TASK STATEMENT = From the entries below, copy every line holding the word "SÚCHNO".

## Begin MATERIAL FOR THE TASK

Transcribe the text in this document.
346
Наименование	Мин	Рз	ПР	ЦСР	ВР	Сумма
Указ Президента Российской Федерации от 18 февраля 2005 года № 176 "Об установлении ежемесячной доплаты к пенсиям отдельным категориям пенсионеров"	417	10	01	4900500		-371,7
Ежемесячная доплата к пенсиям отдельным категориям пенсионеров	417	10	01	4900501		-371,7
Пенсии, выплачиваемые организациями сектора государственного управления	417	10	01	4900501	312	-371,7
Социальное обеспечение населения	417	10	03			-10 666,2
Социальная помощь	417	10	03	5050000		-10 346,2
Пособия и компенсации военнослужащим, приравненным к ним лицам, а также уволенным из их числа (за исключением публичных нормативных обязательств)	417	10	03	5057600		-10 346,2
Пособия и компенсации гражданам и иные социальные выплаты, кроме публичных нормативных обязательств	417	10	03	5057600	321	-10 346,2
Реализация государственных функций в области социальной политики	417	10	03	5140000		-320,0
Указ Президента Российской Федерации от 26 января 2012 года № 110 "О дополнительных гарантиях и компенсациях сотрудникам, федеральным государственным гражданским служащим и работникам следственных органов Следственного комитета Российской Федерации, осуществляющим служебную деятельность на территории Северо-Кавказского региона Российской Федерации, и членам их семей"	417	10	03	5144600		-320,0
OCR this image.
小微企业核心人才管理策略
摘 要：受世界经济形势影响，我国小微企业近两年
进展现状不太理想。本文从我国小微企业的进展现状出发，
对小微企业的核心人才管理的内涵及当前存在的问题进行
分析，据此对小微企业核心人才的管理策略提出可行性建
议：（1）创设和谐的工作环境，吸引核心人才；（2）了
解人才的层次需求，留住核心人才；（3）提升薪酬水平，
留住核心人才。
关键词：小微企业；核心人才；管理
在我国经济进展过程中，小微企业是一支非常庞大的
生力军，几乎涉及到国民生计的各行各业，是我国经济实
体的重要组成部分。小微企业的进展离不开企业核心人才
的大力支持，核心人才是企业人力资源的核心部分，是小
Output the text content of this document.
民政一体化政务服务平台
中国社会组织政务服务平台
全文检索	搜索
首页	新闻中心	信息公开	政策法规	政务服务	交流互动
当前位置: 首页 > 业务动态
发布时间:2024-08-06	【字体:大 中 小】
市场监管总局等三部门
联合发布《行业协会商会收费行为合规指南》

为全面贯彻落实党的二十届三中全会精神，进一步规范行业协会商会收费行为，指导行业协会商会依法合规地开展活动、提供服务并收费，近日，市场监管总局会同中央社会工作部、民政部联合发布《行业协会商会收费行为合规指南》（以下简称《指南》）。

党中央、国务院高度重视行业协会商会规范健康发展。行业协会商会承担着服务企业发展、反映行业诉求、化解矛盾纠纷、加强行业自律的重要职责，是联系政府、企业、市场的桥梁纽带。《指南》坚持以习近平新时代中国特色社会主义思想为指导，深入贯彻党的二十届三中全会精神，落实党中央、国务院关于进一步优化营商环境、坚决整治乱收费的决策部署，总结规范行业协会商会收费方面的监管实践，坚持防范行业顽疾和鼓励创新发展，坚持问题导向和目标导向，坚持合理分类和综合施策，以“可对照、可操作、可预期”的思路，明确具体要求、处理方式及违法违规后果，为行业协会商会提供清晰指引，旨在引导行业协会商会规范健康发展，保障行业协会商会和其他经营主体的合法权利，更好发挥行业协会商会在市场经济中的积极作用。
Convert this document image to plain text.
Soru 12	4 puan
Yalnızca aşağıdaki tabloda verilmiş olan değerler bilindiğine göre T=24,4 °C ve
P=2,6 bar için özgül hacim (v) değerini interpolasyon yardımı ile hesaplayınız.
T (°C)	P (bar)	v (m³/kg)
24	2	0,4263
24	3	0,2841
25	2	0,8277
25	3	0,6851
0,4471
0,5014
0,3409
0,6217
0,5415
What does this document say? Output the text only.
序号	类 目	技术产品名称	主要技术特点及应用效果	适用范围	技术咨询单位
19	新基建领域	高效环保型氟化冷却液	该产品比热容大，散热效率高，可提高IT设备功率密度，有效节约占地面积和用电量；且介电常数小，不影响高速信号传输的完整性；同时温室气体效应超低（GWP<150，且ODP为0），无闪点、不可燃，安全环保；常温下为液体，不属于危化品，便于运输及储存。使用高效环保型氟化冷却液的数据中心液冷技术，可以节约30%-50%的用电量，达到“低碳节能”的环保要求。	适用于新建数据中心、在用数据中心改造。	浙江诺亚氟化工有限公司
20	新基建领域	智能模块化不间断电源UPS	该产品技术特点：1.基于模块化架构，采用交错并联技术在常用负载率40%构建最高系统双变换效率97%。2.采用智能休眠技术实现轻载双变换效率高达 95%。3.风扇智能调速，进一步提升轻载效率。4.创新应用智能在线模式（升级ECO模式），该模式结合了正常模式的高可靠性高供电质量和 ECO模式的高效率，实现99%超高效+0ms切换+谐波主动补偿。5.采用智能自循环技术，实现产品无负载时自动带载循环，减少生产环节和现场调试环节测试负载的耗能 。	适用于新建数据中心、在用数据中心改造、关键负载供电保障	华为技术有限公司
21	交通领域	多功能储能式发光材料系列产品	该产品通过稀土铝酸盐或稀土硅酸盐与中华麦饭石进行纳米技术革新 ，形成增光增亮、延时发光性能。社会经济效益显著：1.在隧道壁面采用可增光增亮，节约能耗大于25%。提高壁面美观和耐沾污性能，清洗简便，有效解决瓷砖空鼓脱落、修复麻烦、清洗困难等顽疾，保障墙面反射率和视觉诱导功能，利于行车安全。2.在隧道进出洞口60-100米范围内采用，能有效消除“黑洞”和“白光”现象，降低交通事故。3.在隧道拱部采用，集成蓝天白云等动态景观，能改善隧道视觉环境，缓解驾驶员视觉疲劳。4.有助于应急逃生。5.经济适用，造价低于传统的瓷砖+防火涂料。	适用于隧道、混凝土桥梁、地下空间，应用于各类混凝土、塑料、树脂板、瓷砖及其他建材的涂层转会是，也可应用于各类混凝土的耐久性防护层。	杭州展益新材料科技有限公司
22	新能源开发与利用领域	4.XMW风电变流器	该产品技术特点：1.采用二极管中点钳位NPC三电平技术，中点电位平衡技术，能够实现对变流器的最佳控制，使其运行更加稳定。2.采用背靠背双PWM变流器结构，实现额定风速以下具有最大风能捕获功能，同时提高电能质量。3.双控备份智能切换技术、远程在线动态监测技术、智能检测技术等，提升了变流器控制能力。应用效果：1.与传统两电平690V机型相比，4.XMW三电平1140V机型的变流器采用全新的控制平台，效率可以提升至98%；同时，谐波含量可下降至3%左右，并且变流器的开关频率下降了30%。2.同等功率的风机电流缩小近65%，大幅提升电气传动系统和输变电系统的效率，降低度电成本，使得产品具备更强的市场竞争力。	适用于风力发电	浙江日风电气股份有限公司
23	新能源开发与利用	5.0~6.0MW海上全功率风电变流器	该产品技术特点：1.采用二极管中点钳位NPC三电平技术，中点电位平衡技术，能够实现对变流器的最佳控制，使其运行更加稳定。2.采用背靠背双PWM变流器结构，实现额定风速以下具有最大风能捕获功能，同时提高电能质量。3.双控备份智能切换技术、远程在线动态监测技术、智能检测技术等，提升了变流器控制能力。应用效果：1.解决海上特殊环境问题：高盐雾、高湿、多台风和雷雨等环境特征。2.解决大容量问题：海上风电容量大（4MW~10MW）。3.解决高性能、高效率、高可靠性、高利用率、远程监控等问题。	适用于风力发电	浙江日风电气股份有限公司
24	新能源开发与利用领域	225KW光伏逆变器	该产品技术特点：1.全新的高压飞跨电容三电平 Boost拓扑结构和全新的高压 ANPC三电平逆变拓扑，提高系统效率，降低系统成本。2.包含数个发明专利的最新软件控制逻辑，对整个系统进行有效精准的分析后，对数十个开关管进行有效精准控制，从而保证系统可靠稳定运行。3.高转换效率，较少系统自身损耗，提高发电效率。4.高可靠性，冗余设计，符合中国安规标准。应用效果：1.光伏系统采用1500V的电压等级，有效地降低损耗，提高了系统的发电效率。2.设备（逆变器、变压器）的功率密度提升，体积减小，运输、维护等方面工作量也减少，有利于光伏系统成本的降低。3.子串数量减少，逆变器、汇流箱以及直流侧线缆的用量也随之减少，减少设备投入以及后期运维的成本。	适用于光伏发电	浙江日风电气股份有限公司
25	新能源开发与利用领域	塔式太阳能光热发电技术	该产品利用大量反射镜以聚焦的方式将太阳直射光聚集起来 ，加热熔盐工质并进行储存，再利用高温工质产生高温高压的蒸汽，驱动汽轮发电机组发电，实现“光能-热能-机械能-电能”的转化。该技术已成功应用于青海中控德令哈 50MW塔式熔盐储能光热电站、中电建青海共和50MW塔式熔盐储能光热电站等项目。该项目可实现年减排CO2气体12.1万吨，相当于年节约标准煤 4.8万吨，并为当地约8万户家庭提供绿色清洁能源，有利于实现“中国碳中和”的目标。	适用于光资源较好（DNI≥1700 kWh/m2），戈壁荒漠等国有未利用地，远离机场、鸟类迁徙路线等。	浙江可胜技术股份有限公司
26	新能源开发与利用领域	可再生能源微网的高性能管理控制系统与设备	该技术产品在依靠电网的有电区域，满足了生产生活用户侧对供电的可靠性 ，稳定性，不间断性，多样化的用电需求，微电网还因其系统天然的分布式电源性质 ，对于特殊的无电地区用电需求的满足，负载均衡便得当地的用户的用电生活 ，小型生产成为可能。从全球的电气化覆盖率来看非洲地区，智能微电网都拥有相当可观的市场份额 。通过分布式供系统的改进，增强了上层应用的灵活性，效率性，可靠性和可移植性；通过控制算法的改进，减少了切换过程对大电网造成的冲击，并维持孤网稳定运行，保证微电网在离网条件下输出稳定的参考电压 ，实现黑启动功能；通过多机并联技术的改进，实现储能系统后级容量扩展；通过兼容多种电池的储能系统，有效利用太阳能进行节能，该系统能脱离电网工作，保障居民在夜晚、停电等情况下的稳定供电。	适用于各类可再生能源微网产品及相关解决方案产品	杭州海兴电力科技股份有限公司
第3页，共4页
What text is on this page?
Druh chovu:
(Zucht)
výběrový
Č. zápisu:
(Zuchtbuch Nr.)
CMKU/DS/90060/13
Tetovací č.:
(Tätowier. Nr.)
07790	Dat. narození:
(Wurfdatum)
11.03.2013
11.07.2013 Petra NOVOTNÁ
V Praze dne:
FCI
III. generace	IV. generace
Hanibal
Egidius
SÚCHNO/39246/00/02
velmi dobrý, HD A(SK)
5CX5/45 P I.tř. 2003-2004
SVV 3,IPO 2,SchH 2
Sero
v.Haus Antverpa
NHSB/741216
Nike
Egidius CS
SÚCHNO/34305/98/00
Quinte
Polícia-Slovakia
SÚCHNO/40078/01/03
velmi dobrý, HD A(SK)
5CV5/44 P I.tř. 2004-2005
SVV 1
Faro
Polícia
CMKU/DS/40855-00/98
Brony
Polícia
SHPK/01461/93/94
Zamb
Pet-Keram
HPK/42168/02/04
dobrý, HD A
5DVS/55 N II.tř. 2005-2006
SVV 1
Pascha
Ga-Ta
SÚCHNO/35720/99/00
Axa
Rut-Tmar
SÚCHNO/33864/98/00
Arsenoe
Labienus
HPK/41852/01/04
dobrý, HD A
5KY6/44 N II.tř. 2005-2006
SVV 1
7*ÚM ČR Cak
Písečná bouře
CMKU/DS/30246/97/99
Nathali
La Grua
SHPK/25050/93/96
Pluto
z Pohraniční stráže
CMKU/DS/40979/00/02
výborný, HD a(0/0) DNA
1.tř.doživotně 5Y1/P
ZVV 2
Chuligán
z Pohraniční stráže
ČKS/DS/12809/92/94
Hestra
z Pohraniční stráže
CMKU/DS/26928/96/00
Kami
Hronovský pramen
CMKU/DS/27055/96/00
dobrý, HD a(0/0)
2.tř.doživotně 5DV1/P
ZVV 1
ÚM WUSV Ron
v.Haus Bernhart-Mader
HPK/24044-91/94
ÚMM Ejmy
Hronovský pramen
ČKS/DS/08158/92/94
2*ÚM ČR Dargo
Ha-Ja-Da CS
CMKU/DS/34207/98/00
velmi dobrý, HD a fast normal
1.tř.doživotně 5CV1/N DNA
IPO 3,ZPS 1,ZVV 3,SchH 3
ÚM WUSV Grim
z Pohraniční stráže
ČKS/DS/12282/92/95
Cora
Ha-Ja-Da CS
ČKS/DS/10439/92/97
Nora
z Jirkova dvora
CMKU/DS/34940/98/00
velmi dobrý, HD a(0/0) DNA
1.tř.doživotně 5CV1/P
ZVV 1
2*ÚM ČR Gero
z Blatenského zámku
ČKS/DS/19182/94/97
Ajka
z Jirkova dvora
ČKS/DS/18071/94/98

## End MATERIAL FOR THE TASK

WRITTEN SOLUTION =
SÚCHNO/39246/00/02
SÚCHNO/34305/98/00
SÚCHNO/40078/01/03
SÚCHNO/35720/99/00
SÚCHNO/33864/98/00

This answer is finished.